— start of Records for processing —
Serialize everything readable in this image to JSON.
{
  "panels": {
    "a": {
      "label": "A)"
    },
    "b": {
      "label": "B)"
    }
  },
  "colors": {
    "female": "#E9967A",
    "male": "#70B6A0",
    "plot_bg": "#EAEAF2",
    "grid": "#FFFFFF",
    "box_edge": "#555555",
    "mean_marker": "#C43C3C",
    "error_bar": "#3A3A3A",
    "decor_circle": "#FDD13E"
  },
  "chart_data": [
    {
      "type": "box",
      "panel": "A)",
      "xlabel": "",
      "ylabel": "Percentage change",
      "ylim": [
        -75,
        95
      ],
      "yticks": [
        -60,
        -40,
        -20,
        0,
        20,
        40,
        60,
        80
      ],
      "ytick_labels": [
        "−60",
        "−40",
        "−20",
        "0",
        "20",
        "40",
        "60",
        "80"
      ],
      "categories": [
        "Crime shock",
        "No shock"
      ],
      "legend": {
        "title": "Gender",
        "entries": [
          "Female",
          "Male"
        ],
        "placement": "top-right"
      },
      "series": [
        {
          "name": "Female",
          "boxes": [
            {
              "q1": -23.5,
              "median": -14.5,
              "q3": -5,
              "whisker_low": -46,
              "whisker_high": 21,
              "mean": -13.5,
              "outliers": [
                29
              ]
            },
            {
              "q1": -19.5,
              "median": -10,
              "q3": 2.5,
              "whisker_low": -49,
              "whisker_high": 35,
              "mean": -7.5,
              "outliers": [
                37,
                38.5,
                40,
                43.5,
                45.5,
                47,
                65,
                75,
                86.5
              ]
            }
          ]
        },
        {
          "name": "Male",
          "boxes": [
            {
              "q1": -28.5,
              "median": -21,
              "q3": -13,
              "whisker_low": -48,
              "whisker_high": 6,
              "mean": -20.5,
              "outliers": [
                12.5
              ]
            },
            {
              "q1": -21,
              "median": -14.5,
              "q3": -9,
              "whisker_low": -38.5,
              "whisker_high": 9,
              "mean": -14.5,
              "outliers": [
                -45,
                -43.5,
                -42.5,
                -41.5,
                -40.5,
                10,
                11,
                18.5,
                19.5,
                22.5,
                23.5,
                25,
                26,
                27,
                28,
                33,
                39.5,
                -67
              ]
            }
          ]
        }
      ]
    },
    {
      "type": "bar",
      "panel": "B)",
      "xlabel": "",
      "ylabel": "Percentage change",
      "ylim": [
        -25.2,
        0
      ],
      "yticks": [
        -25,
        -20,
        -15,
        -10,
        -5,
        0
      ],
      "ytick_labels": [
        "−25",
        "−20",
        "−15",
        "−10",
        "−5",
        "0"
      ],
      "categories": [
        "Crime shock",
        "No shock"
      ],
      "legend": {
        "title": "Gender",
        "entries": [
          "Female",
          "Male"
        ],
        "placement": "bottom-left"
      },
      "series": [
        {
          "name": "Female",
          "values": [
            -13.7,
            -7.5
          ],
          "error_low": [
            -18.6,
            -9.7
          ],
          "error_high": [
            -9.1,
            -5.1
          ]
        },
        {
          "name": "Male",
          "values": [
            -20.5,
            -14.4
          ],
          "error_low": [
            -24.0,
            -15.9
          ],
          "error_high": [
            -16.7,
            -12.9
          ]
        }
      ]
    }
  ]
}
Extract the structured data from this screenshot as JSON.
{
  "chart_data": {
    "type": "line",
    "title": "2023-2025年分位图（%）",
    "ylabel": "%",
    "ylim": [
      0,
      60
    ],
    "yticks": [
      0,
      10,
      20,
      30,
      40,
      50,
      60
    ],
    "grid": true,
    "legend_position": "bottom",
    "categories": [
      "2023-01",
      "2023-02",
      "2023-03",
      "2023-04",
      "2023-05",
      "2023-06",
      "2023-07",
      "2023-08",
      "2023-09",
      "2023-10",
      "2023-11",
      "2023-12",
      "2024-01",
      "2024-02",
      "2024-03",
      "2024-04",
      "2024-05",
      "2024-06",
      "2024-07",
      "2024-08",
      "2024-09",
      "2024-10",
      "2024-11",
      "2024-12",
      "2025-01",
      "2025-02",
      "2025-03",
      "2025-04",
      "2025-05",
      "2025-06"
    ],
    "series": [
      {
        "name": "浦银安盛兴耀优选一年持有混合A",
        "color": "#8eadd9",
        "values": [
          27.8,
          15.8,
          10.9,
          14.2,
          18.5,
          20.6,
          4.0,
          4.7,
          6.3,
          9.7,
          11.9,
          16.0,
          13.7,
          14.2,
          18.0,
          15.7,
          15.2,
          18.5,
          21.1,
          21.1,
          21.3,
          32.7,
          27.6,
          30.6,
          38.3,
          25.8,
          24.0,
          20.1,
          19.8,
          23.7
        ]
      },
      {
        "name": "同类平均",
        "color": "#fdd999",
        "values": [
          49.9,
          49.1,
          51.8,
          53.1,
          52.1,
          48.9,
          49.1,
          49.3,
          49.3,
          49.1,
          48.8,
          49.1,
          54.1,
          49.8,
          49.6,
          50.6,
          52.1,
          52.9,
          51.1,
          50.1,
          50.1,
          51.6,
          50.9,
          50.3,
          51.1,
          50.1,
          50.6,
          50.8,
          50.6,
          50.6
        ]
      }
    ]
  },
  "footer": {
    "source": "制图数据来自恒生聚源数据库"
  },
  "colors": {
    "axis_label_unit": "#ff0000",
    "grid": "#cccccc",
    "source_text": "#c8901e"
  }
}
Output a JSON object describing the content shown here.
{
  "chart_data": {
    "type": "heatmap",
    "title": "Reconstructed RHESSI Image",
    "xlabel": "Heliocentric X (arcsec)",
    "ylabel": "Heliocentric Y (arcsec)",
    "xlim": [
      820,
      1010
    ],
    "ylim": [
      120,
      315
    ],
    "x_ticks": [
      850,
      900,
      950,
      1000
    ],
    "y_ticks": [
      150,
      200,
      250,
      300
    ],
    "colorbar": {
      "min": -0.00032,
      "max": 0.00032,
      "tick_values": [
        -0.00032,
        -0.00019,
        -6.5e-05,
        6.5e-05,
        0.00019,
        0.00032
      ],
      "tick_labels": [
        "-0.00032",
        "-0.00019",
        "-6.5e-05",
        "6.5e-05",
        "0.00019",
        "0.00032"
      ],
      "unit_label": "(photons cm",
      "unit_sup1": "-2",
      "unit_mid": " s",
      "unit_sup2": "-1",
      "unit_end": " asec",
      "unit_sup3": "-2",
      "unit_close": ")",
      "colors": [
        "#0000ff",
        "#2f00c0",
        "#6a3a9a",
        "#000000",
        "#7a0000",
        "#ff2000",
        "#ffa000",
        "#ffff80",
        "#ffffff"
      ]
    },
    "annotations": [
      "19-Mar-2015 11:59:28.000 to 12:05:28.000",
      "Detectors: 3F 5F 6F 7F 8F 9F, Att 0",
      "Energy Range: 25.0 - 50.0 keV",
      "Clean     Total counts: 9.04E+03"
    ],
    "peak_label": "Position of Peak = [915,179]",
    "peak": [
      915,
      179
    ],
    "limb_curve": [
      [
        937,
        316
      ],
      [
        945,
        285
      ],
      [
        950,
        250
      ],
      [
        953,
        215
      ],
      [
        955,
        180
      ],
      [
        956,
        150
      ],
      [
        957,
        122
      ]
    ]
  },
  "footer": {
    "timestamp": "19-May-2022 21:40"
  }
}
— end of Records for processing —
* Written request: Please extract exactly, and only, the lines from the line containing "Output a JSON" through the last line of the records.

* Exercise output:
Output a JSON object describing the content shown here.
{
  "chart_data": {
    "type": "heatmap",
    "title": "Reconstructed RHESSI Image",
    "xlabel": "Heliocentric X (arcsec)",
    "ylabel": "Heliocentric Y (arcsec)",
    "xlim": [
      820,
      1010
    ],
    "ylim": [
      120,
      315
    ],
    "x_ticks": [
      850,
      900,
      950,
      1000
    ],
    "y_ticks": [
      150,
      200,
      250,
      300
    ],
    "colorbar": {
      "min": -0.00032,
      "max": 0.00032,
      "tick_values": [
        -0.00032,
        -0.00019,
        -6.5e-05,
        6.5e-05,
        0.00019,
        0.00032
      ],
      "tick_labels": [
        "-0.00032",
        "-0.00019",
        "-6.5e-05",
        "6.5e-05",
        "0.00019",
        "0.00032"
      ],
      "unit_label": "(photons cm",
      "unit_sup1": "-2",
      "unit_mid": " s",
      "unit_sup2": "-1",
      "unit_end": " asec",
      "unit_sup3": "-2",
      "unit_close": ")",
      "colors": [
        "#0000ff",
        "#2f00c0",
        "#6a3a9a",
        "#000000",
        "#7a0000",
        "#ff2000",
        "#ffa000",
        "#ffff80",
        "#ffffff"
      ]
    },
    "annotations": [
      "19-Mar-2015 11:59:28.000 to 12:05:28.000",
      "Detectors: 3F 5F 6F 7F 8F 9F, Att 0",
      "Energy Range: 25.0 - 50.0 keV",
      "Clean     Total counts: 9.04E+03"
    ],
    "peak_label": "Position of Peak = [915,179]",
    "peak": [
      915,
      179
    ],
    "limb_curve": [
      [
        937,
        316
      ],
      [
        945,
        285
      ],
      [
        950,
        250
      ],
      [
        953,
        215
      ],
      [
        955,
        180
      ],
      [
        956,
        150
      ],
      [
        957,
        122
      ]
    ]
  },
  "footer": {
    "timestamp": "19-May-2022 21:40"
  }
}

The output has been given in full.